• [RECORDED DATA]

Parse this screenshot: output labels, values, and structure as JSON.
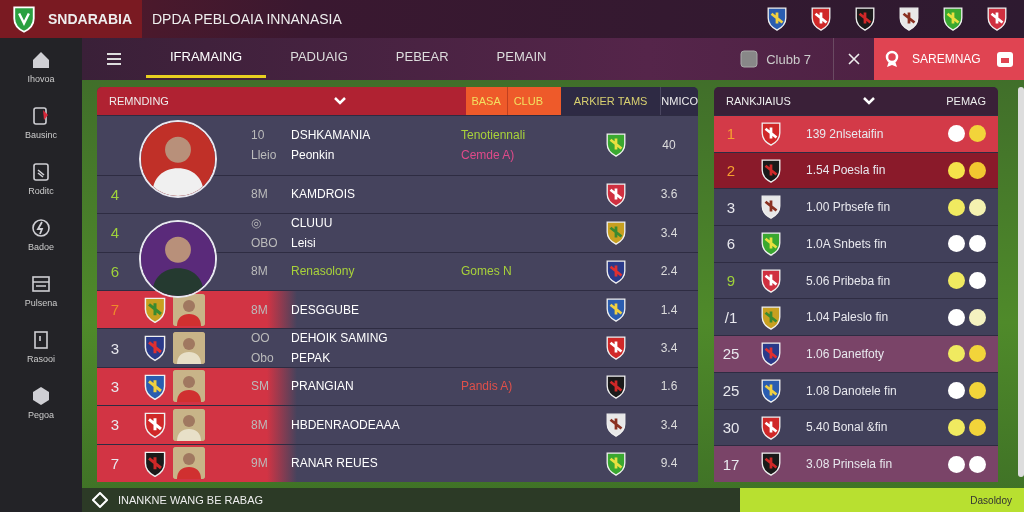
{
  "header": {
    "brand": "SNDARABIA",
    "title": "DPDA PEBLOAIA INNANASIA"
  },
  "sidebar": {
    "items": [
      {
        "label": "Ihovoa"
      },
      {
        "label": "Bausinc"
      },
      {
        "label": "Roditc"
      },
      {
        "label": "Badoe"
      },
      {
        "label": "Pulsena"
      },
      {
        "label": "Rasooi"
      },
      {
        "label": "Pegoa"
      }
    ]
  },
  "nav": {
    "tabs": [
      {
        "label": "IFRAMAING",
        "selected": true
      },
      {
        "label": "PADUAIG",
        "selected": false
      },
      {
        "label": "PEBEAR",
        "selected": false
      },
      {
        "label": "PEMAIN",
        "selected": false
      }
    ],
    "club_filter": "Clubb 7",
    "action_button": "SAREMNAG"
  },
  "table": {
    "header": {
      "title": "REMNDING",
      "column_1": "BASA",
      "column_2": "CLUB",
      "column_3": "ARKIER TAMS",
      "column_4": "NMICO"
    },
    "rows": [
      {
        "kind": "avatar",
        "highlight": false,
        "code": "10",
        "name": "DSHKAMANIA",
        "sub_code": "Lleio",
        "sub_name": "Peonkin",
        "notes": [
          {
            "text": "Tenotiennali",
            "color": "#a8d23a"
          },
          {
            "text": "Cemde A)",
            "color": "#e04a8a"
          }
        ],
        "value": "40"
      },
      {
        "rank": "4",
        "color": "#9fd23a",
        "kind": "plain",
        "highlight": false,
        "code": "8M",
        "name": "KAMDROIS",
        "value": "3.6"
      },
      {
        "rank": "4",
        "color": "#9fd23a",
        "kind": "avatar",
        "highlight": false,
        "code": "◎",
        "name": "CLUUU",
        "sub_code": "OBO",
        "sub_name": "Leisi",
        "value": "3.4"
      },
      {
        "rank": "6",
        "color": "#9fd23a",
        "kind": "plain",
        "highlight": false,
        "accent": true,
        "code": "8M",
        "name": "Renasolony",
        "notes": [
          {
            "text": "Gomes N",
            "color": "#a8d23a"
          }
        ],
        "value": "2.4"
      },
      {
        "rank": "7",
        "color": "#f08a2a",
        "kind": "crest",
        "highlight": true,
        "code": "8M",
        "name": "DESGGUBE",
        "value": "1.4"
      },
      {
        "rank": "3",
        "color": "#e8e8ee",
        "kind": "crest",
        "highlight": false,
        "code": "OO",
        "name": "DEHOIK SAMING",
        "sub_code": "Obo",
        "sub_name": "PEPAK",
        "value": "3.4"
      },
      {
        "rank": "3",
        "color": "#e8e8ee",
        "kind": "crest",
        "highlight": true,
        "code": "SM",
        "name": "PRANGIAN",
        "notes": [
          {
            "text": "Pandis A)",
            "color": "#e0504a"
          }
        ],
        "value": "1.6"
      },
      {
        "rank": "3",
        "color": "#e8e8ee",
        "kind": "crest",
        "highlight": true,
        "code": "8M",
        "name": "HBDENRAODEAAA",
        "value": "3.4"
      },
      {
        "rank": "7",
        "color": "#e8e8ee",
        "kind": "crest",
        "highlight": true,
        "code": "9M",
        "name": "RANAR REUES",
        "value": "9.4"
      }
    ]
  },
  "rankings": {
    "title": "RANKJIAIUS",
    "column": "PEMAG",
    "rows": [
      {
        "rank": "1",
        "color": "#f5a030",
        "kind": "red",
        "text": "139 2nlsetaifin",
        "dots": [
          {
            "color": "#ffffff"
          },
          {
            "color": "#f2d43a"
          }
        ]
      },
      {
        "rank": "2",
        "color": "#f5a030",
        "kind": "maroon",
        "text": "1.54 Poesla fin",
        "dots": [
          {
            "color": "#f5e34a"
          },
          {
            "color": "#f2c830"
          }
        ]
      },
      {
        "rank": "3",
        "color": "#e8e8ee",
        "kind": "plain",
        "text": "1.00 Prbsefe fin",
        "dots": [
          {
            "color": "#f0ea60"
          },
          {
            "color": "#f4f2b0"
          }
        ]
      },
      {
        "rank": "6",
        "color": "#e8e8ee",
        "kind": "plain",
        "text": "1.0A Snbets fin",
        "dots": [
          {
            "color": "#ffffff"
          },
          {
            "color": "#ffffff"
          }
        ]
      },
      {
        "rank": "9",
        "color": "#9fd23a",
        "kind": "plain",
        "text": "5.06 Pribeba fin",
        "dots": [
          {
            "color": "#f0ea60"
          },
          {
            "color": "#ffffff"
          }
        ]
      },
      {
        "rank": "/1",
        "color": "#e8e8ee",
        "kind": "plain",
        "text": "1.04 Paleslo fin",
        "dots": [
          {
            "color": "#ffffff"
          },
          {
            "color": "#f4f2c0"
          }
        ]
      },
      {
        "rank": "25",
        "color": "#e8e8ee",
        "kind": "plum",
        "text": "1.06 Danetfoty",
        "dots": [
          {
            "color": "#f0ea60"
          },
          {
            "color": "#f2d43a"
          }
        ]
      },
      {
        "rank": "25",
        "color": "#e8e8ee",
        "kind": "plain",
        "text": "1.08 Danotele fin",
        "dots": [
          {
            "color": "#ffffff"
          },
          {
            "color": "#f2d43a"
          }
        ]
      },
      {
        "rank": "30",
        "color": "#e8e8ee",
        "kind": "plain",
        "text": "5.40 Bonal &fin",
        "dots": [
          {
            "color": "#f0ea60"
          },
          {
            "color": "#f2d43a"
          }
        ]
      },
      {
        "rank": "17",
        "color": "#e8e8ee",
        "kind": "plum",
        "text": "3.08 Prinsela fin",
        "dots": [
          {
            "color": "#ffffff"
          },
          {
            "color": "#ffffff"
          }
        ]
      }
    ]
  },
  "footer": {
    "text": "INANKNE WANG BE RABAG",
    "action": "Dasoldoy"
  }
}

• [STATED GOAL]
Quote the material word for word, dropping any images it holds.

• [RESPONSE FOR THIS EXERCISE]
Parse this screenshot: output labels, values, and structure as JSON.
{
  "header": {
    "brand": "SNDARABIA",
    "title": "DPDA PEBLOAIA INNANASIA"
  },
  "sidebar": {
    "items": [
      {
        "label": "Ihovoa"
      },
      {
        "label": "Bausinc"
      },
      {
        "label": "Roditc"
      },
      {
        "label": "Badoe"
      },
      {
        "label": "Pulsena"
      },
      {
        "label": "Rasooi"
      },
      {
        "label": "Pegoa"
      }
    ]
  },
  "nav": {
    "tabs": [
      {
        "label": "IFRAMAING",
        "selected": true
      },
      {
        "label": "PADUAIG",
        "selected": false
      },
      {
        "label": "PEBEAR",
        "selected": false
      },
      {
        "label": "PEMAIN",
        "selected": false
      }
    ],
    "club_filter": "Clubb 7",
    "action_button": "SAREMNAG"
  },
  "table": {
    "header": {
      "title": "REMNDING",
      "column_1": "BASA",
      "column_2": "CLUB",
      "column_3": "ARKIER TAMS",
      "column_4": "NMICO"
    },
    "rows": [
      {
        "kind": "avatar",
        "highlight": false,
        "code": "10",
        "name": "DSHKAMANIA",
        "sub_code": "Lleio",
        "sub_name": "Peonkin",
        "notes": [
          {
            "text": "Tenotiennali",
            "color": "#a8d23a"
          },
          {
            "text": "Cemde A)",
            "color": "#e04a8a"
          }
        ],
        "value": "40"
      },
      {
        "rank": "4",
        "color": "#9fd23a",
        "kind": "plain",
        "highlight": false,
        "code": "8M",
        "name": "KAMDROIS",
        "value": "3.6"
      },
      {
        "rank": "4",
        "color": "#9fd23a",
        "kind": "avatar",
        "highlight": false,
        "code": "◎",
        "name": "CLUUU",
        "sub_code": "OBO",
        "sub_name": "Leisi",
        "value": "3.4"
      },
      {
        "rank": "6",
        "color": "#9fd23a",
        "kind": "plain",
        "highlight": false,
        "accent": true,
        "code": "8M",
        "name": "Renasolony",
        "notes": [
          {
            "text": "Gomes N",
            "color": "#a8d23a"
          }
        ],
        "value": "2.4"
      },
      {
        "rank": "7",
        "color": "#f08a2a",
        "kind": "crest",
        "highlight": true,
        "code": "8M",
        "name": "DESGGUBE",
        "value": "1.4"
      },
      {
        "rank": "3",
        "color": "#e8e8ee",
        "kind": "crest",
        "highlight": false,
        "code": "OO",
        "name": "DEHOIK SAMING",
        "sub_code": "Obo",
        "sub_name": "PEPAK",
        "value": "3.4"
      },
      {
        "rank": "3",
        "color": "#e8e8ee",
        "kind": "crest",
        "highlight": true,
        "code": "SM",
        "name": "PRANGIAN",
        "notes": [
          {
            "text": "Pandis A)",
            "color": "#e0504a"
          }
        ],
        "value": "1.6"
      },
      {
        "rank": "3",
        "color": "#e8e8ee",
        "kind": "crest",
        "highlight": true,
        "code": "8M",
        "name": "HBDENRAODEAAA",
        "value": "3.4"
      },
      {
        "rank": "7",
        "color": "#e8e8ee",
        "kind": "crest",
        "highlight": true,
        "code": "9M",
        "name": "RANAR REUES",
        "value": "9.4"
      }
    ]
  },
  "rankings": {
    "title": "RANKJIAIUS",
    "column": "PEMAG",
    "rows": [
      {
        "rank": "1",
        "color": "#f5a030",
        "kind": "red",
        "text": "139 2nlsetaifin",
        "dots": [
          {
            "color": "#ffffff"
          },
          {
            "color": "#f2d43a"
          }
        ]
      },
      {
        "rank": "2",
        "color": "#f5a030",
        "kind": "maroon",
        "text": "1.54 Poesla fin",
        "dots": [
          {
            "color": "#f5e34a"
          },
          {
            "color": "#f2c830"
          }
        ]
      },
      {
        "rank": "3",
        "color": "#e8e8ee",
        "kind": "plain",
        "text": "1.00 Prbsefe fin",
        "dots": [
          {
            "color": "#f0ea60"
          },
          {
            "color": "#f4f2b0"
          }
        ]
      },
      {
        "rank": "6",
        "color": "#e8e8ee",
        "kind": "plain",
        "text": "1.0A Snbets fin",
        "dots": [
          {
            "color": "#ffffff"
          },
          {
            "color": "#ffffff"
          }
        ]
      },
      {
        "rank": "9",
        "color": "#9fd23a",
        "kind": "plain",
        "text": "5.06 Pribeba fin",
        "dots": [
          {
            "color": "#f0ea60"
          },
          {
            "color": "#ffffff"
          }
        ]
      },
      {
        "rank": "/1",
        "color": "#e8e8ee",
        "kind": "plain",
        "text": "1.04 Paleslo fin",
        "dots": [
          {
            "color": "#ffffff"
          },
          {
            "color": "#f4f2c0"
          }
        ]
      },
      {
        "rank": "25",
        "color": "#e8e8ee",
        "kind": "plum",
        "text": "1.06 Danetfoty",
        "dots": [
          {
            "color": "#f0ea60"
          },
          {
            "color": "#f2d43a"
          }
        ]
      },
      {
        "rank": "25",
        "color": "#e8e8ee",
        "kind": "plain",
        "text": "1.08 Danotele fin",
        "dots": [
          {
            "color": "#ffffff"
          },
          {
            "color": "#f2d43a"
          }
        ]
      },
      {
        "rank": "30",
        "color": "#e8e8ee",
        "kind": "plain",
        "text": "5.40 Bonal &fin",
        "dots": [
          {
            "color": "#f0ea60"
          },
          {
            "color": "#f2d43a"
          }
        ]
      },
      {
        "rank": "17",
        "color": "#e8e8ee",
        "kind": "plum",
        "text": "3.08 Prinsela fin",
        "dots": [
          {
            "color": "#ffffff"
          },
          {
            "color": "#ffffff"
          }
        ]
      }
    ]
  },
  "footer": {
    "text": "INANKNE WANG BE RABAG",
    "action": "Dasoldoy"
  }
}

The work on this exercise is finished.